Dataset records:
+++++

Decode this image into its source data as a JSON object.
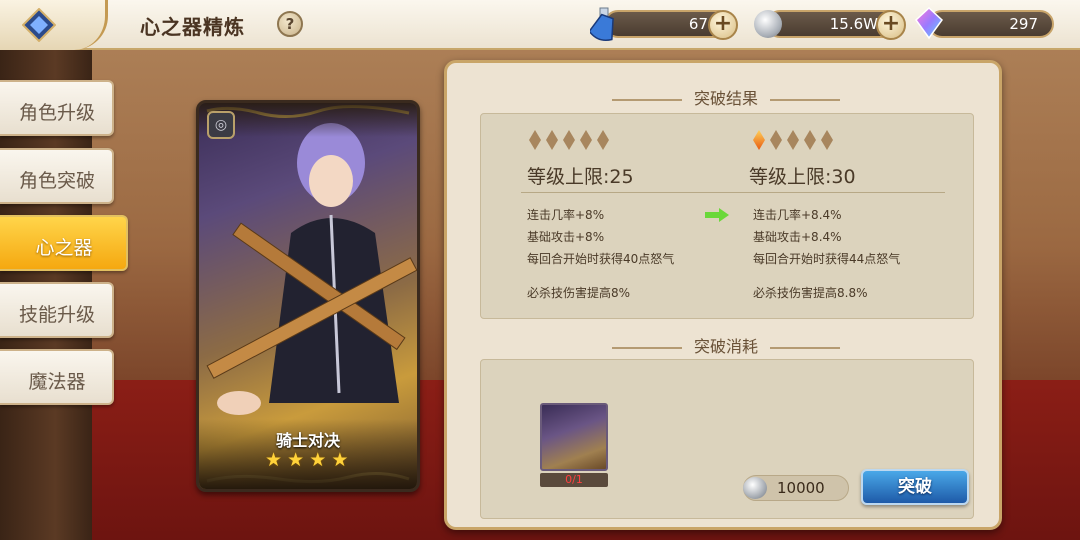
{
  "header": {
    "title": "心之器精炼",
    "help_label": "?"
  },
  "currencies": [
    {
      "icon": "blue-potion-icon",
      "value": "67"
    },
    {
      "icon": "silver-coin-icon",
      "value": "15.6W"
    },
    {
      "icon": "rainbow-crystal-icon",
      "value": "297"
    }
  ],
  "sidebar": {
    "items": [
      {
        "label": "角色升级",
        "active": false
      },
      {
        "label": "角色突破",
        "active": false
      },
      {
        "label": "心之器",
        "active": true
      },
      {
        "label": "技能升级",
        "active": false
      },
      {
        "label": "魔法器",
        "active": false
      }
    ]
  },
  "card": {
    "name": "骑士对决",
    "stars": 4,
    "star_glyph": "★"
  },
  "result": {
    "title": "突破结果",
    "current": {
      "tier_filled": 0,
      "level_label": "等级上限:25",
      "stats": [
        "连击几率+8%",
        "基础攻击+8%",
        "每回合开始时获得40点怒气",
        "必杀技伤害提高8%"
      ]
    },
    "next": {
      "tier_filled": 1,
      "level_label": "等级上限:30",
      "stats": [
        "连击几率+8.4%",
        "基础攻击+8.4%",
        "每回合开始时获得44点怒气",
        "必杀技伤害提高8.8%"
      ]
    }
  },
  "cost": {
    "title": "突破消耗",
    "item_count": "0/1",
    "coin_cost": "10000",
    "break_label": "突破"
  },
  "colors": {
    "active_tab": "#f5a810",
    "break_button": "#1e5aa8",
    "panel_bg": "#ede3d2"
  }
}
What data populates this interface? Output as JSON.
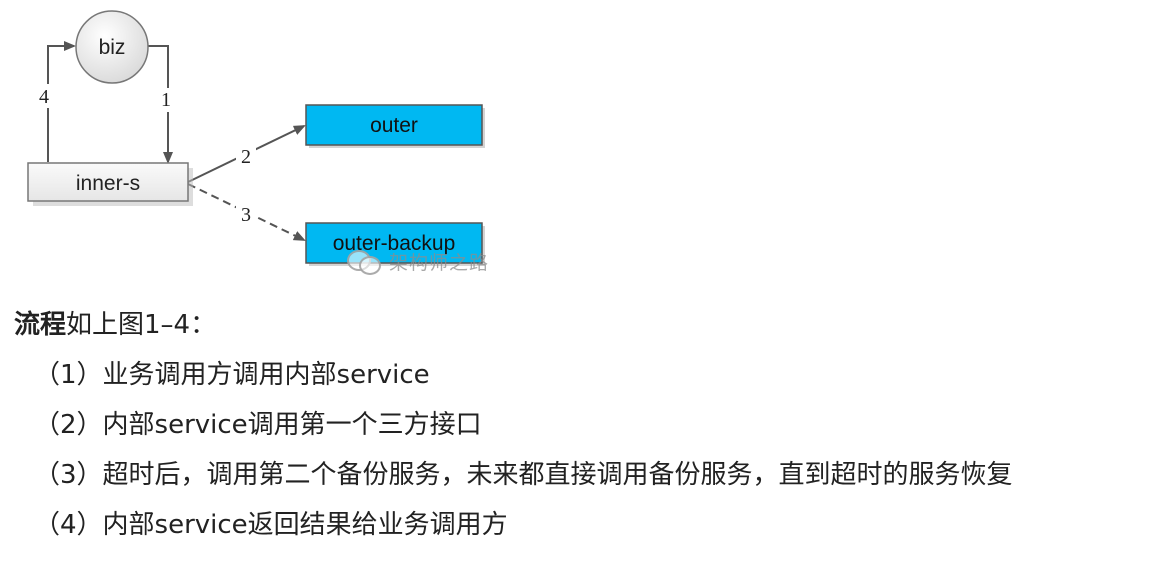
{
  "diagram": {
    "nodes": {
      "biz": "biz",
      "inner": "inner-s",
      "outer": "outer",
      "backup": "outer-backup"
    },
    "edge_labels": {
      "e1": "1",
      "e2": "2",
      "e3": "3",
      "e4": "4"
    },
    "colors": {
      "outer_fill": "#00b8f2",
      "node_border": "#555555",
      "inner_fill": "#f2f2f2",
      "arrow": "#555555"
    }
  },
  "watermark": {
    "text": "架构师之路"
  },
  "text": {
    "heading_bold": "流程",
    "heading_rest": "如上图1–4：",
    "steps": [
      "（1）业务调用方调用内部service",
      "（2）内部service调用第一个三方接口",
      "（3）超时后，调用第二个备份服务，未来都直接调用备份服务，直到超时的服务恢复",
      "（4）内部service返回结果给业务调用方"
    ]
  }
}
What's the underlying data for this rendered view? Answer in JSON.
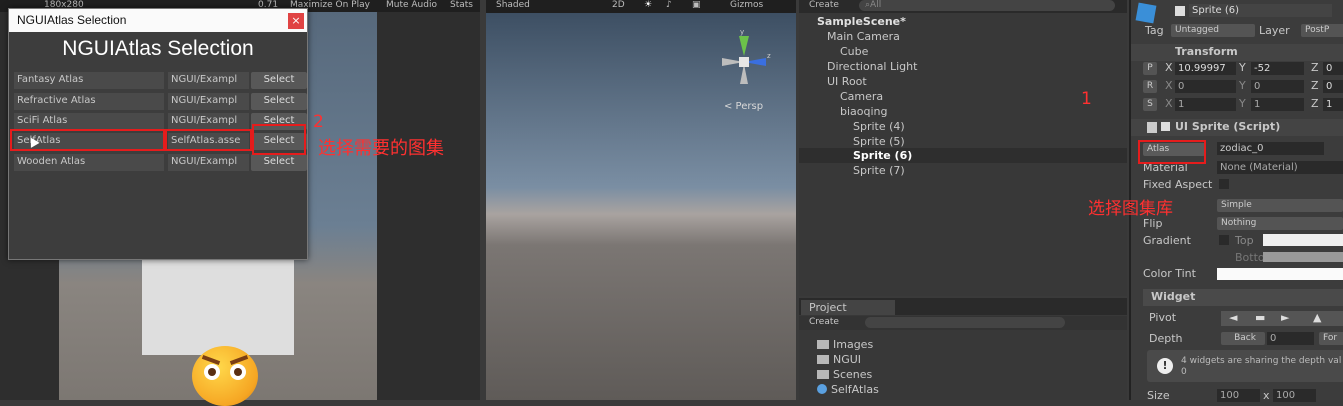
{
  "game_view": {
    "toolbar": {
      "res": "180x280",
      "zoom": "0.71",
      "maximize": "Maximize On Play",
      "mute": "Mute Audio",
      "stats": "Stats"
    }
  },
  "dialog": {
    "title": "NGUIAtlas Selection",
    "close": "×",
    "heading": "NGUIAtlas Selection",
    "rows": [
      {
        "name": "Fantasy Atlas",
        "path": "NGUI/Exampl",
        "button": "Select"
      },
      {
        "name": "Refractive Atlas",
        "path": "NGUI/Exampl",
        "button": "Select"
      },
      {
        "name": "SciFi Atlas",
        "path": "NGUI/Exampl",
        "button": "Select"
      },
      {
        "name": "SelfAtlas",
        "path": "SelfAtlas.asse",
        "button": "Select"
      },
      {
        "name": "Wooden Atlas",
        "path": "NGUI/Exampl",
        "button": "Select"
      }
    ]
  },
  "annotations": {
    "step2_number": "2",
    "step2_text": "选择需要的图集",
    "step1_number": "1",
    "step1_text": "选择图集库"
  },
  "scene_view": {
    "toolbar": {
      "shading": "Shaded",
      "mode2d": "2D",
      "gizmos": "Gizmos"
    },
    "persp": "< Persp"
  },
  "hierarchy": {
    "create": "Create",
    "search_placeholder": "All",
    "items": [
      {
        "label": "SampleScene*"
      },
      {
        "label": "Main Camera"
      },
      {
        "label": "Cube"
      },
      {
        "label": "Directional Light"
      },
      {
        "label": "UI Root"
      },
      {
        "label": "Camera"
      },
      {
        "label": "biaoqing"
      },
      {
        "label": "Sprite (4)"
      },
      {
        "label": "Sprite (5)"
      },
      {
        "label": "Sprite (6)"
      },
      {
        "label": "Sprite (7)"
      }
    ]
  },
  "project": {
    "tab": "Project",
    "create": "Create",
    "items": [
      {
        "label": "Images"
      },
      {
        "label": "NGUI"
      },
      {
        "label": "Scenes"
      },
      {
        "label": "SelfAtlas"
      }
    ]
  },
  "inspector": {
    "object_name": "Sprite (6)",
    "tag_label": "Tag",
    "tag_value": "Untagged",
    "layer_label": "Layer",
    "layer_value": "PostP",
    "transform_title": "Transform",
    "p_label": "P",
    "r_label": "R",
    "s_label": "S",
    "x": "X",
    "y": "Y",
    "z": "Z",
    "pos_x": "10.99997",
    "pos_y": "-52",
    "pos_z": "0",
    "rot_x": "0",
    "rot_y": "0",
    "rot_z": "0",
    "scale_x": "1",
    "scale_y": "1",
    "scale_z": "1",
    "uisprite_title": "UI Sprite (Script)",
    "atlas_button": "Atlas",
    "sprite_value": "zodiac_0",
    "material_label": "Material",
    "material_value": "None (Material)",
    "fixed_aspect_label": "Fixed Aspect",
    "type_value": "Simple",
    "flip_label": "Flip",
    "flip_value": "Nothing",
    "gradient_label": "Gradient",
    "top_label": "Top",
    "bottom_label": "Bottom",
    "color_tint_label": "Color Tint",
    "widget_title": "Widget",
    "pivot_label": "Pivot",
    "depth_label": "Depth",
    "back_button": "Back",
    "depth_value": "0",
    "forward_button": "For",
    "info_text": "4 widgets are sharing the depth val",
    "info_text2": "0",
    "size_label": "Size",
    "size_w": "100",
    "size_x": "x",
    "size_h": "100"
  }
}
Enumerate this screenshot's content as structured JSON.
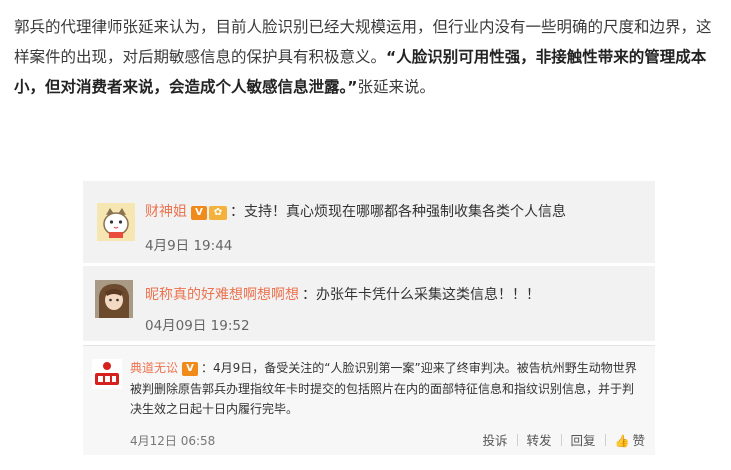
{
  "article": {
    "para_plain": "郭兵的代理律师张延来认为，目前人脸识别已经大规模运用，但行业内没有一些明确的尺度和边界，这样案件的出现，对后期敏感信息的保护具有积极意义。",
    "para_quote": "“人脸识别可用性强，非接触性带来的管理成本小，但对消费者来说，会造成个人敏感信息泄露。”",
    "para_tail": "张延来说。"
  },
  "comments": [
    {
      "username": "财神姐",
      "badge_v": "V",
      "badge_icon": "vip-badge-icon",
      "text": "支持！真心烦现在哪哪都各种强制收集各类个人信息",
      "time": "4月9日 19:44"
    },
    {
      "username": "昵称真的好难想啊想啊想",
      "text": "办张年卡凭什么采集这类信息！！！",
      "time": "04月09日 19:52"
    },
    {
      "username": "典道无讼",
      "badge_v": "V",
      "text": "4月9日，备受关注的“人脸识别第一案”迎来了终审判决。被告杭州野生动物世界被判删除原告郭兵办理指纹年卡时提交的包括照片在内的面部特征信息和指纹识别信息，并于判决生效之日起十日内履行完毕。",
      "time": "4月12日 06:58",
      "actions": {
        "report": "投诉",
        "forward": "转发",
        "reply": "回复",
        "like": "赞"
      }
    }
  ],
  "colors": {
    "username": "#eb7350",
    "card_bg": "#f2f2f2",
    "badge_orange": "#f08a1b"
  }
}
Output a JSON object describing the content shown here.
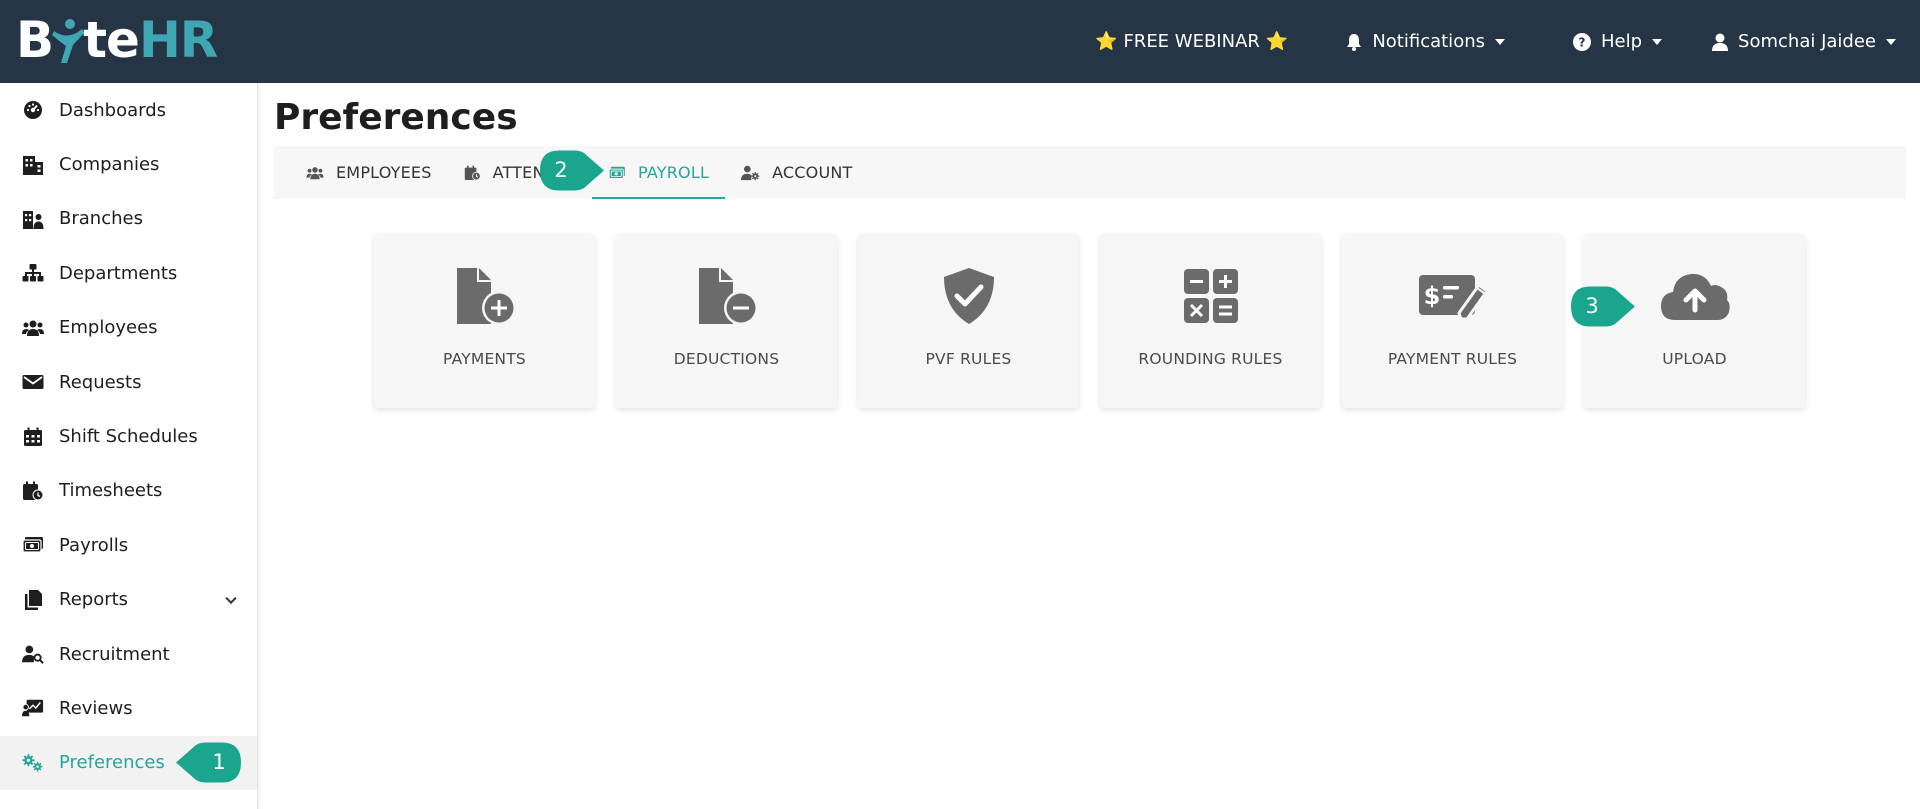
{
  "header": {
    "logo_text": [
      "B",
      "te",
      "HR"
    ],
    "webinar_label": "FREE WEBINAR",
    "webinar_star": "⭐",
    "notifications_label": "Notifications",
    "help_label": "Help",
    "user_name": "Somchai Jaidee"
  },
  "sidebar": {
    "items": [
      {
        "label": "Dashboards",
        "icon": "gauge-icon"
      },
      {
        "label": "Companies",
        "icon": "building-icon"
      },
      {
        "label": "Branches",
        "icon": "branches-icon"
      },
      {
        "label": "Departments",
        "icon": "sitemap-icon"
      },
      {
        "label": "Employees",
        "icon": "users-icon"
      },
      {
        "label": "Requests",
        "icon": "envelope-icon"
      },
      {
        "label": "Shift Schedules",
        "icon": "calendar-icon"
      },
      {
        "label": "Timesheets",
        "icon": "calendar-clock-icon"
      },
      {
        "label": "Payrolls",
        "icon": "money-icon"
      },
      {
        "label": "Reports",
        "icon": "copy-icon"
      },
      {
        "label": "Recruitment",
        "icon": "user-search-icon"
      },
      {
        "label": "Reviews",
        "icon": "chart-board-icon"
      },
      {
        "label": "Preferences",
        "icon": "gears-icon"
      }
    ],
    "active_index": 12
  },
  "page": {
    "title": "Preferences"
  },
  "tabs": [
    {
      "label": "EMPLOYEES",
      "icon": "users-icon"
    },
    {
      "label": "ATTENDA",
      "icon": "calendar-clock-icon"
    },
    {
      "label": "PAYROLL",
      "icon": "money-icon"
    },
    {
      "label": "ACCOUNT",
      "icon": "user-gear-icon"
    }
  ],
  "active_tab": "PAYROLL",
  "cards": [
    {
      "label": "PAYMENTS",
      "icon": "file-plus-icon"
    },
    {
      "label": "DEDUCTIONS",
      "icon": "file-minus-icon"
    },
    {
      "label": "PVF RULES",
      "icon": "shield-check-icon"
    },
    {
      "label": "ROUNDING RULES",
      "icon": "calculator-icon"
    },
    {
      "label": "PAYMENT RULES",
      "icon": "money-check-pen-icon"
    },
    {
      "label": "UPLOAD",
      "icon": "cloud-upload-icon"
    }
  ],
  "callouts": [
    "1",
    "2",
    "3"
  ],
  "colors": {
    "topbar": "#263545",
    "accent": "#25a69a",
    "callout": "#1aa58e",
    "logo_accent": "#3fa6b3"
  }
}
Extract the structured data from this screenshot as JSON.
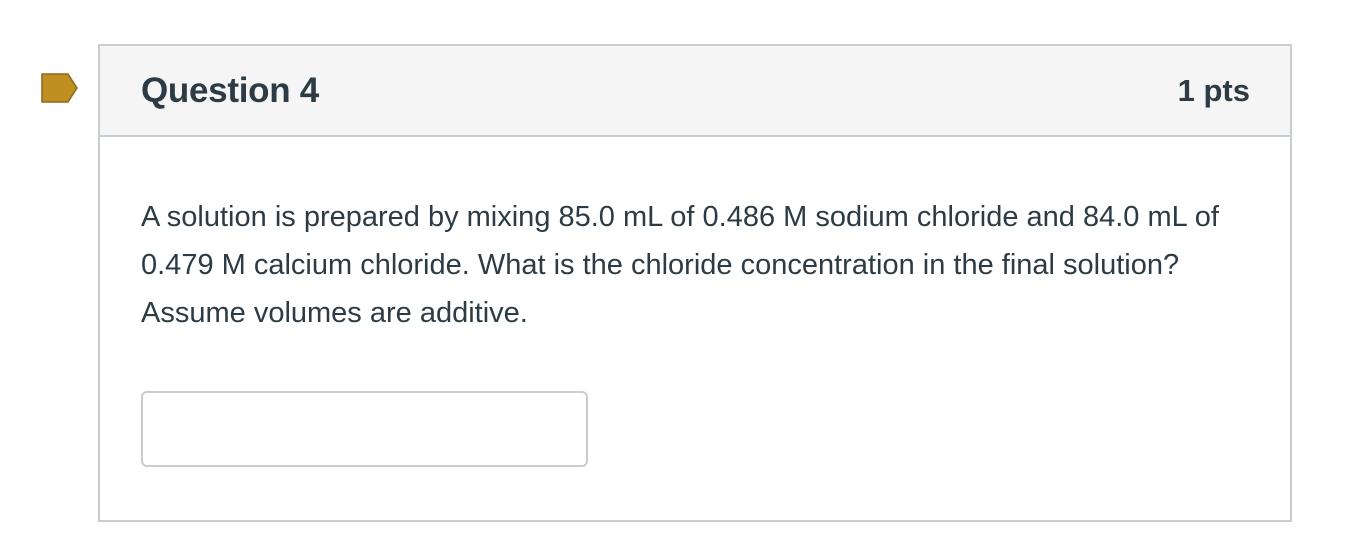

+++++

Filter lines by "content" and return each hit.

Enumerate this screenshot's content as structured JSON.
Output a JSON object describing the content shown here.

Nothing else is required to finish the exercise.